→ **Task details**: Extract each line holding the word "subtitle" from the entries.

→ **Exercise input**:

--

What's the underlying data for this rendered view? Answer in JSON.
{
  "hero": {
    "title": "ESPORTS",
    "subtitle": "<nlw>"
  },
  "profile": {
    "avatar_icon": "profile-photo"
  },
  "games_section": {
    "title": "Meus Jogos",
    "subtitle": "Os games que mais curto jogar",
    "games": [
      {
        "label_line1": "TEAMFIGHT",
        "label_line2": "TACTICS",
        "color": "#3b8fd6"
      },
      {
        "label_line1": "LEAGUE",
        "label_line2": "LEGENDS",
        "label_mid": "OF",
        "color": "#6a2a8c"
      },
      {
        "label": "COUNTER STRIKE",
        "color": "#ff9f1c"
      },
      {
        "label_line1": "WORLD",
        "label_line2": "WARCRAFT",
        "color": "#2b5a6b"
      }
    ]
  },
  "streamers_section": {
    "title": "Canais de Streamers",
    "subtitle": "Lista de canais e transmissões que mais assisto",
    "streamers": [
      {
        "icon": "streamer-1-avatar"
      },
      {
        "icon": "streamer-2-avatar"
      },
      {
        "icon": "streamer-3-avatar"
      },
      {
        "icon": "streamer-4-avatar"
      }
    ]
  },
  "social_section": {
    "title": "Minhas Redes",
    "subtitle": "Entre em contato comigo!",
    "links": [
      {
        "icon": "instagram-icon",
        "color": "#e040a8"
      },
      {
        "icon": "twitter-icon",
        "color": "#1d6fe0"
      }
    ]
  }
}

--

→ **Exercise response**:
    "subtitle": "<nlw>"
    "subtitle": "Os games que mais curto jogar",
    "subtitle": "Lista de canais e transmissões que mais assisto",
    "subtitle": "Entre em contato comigo!",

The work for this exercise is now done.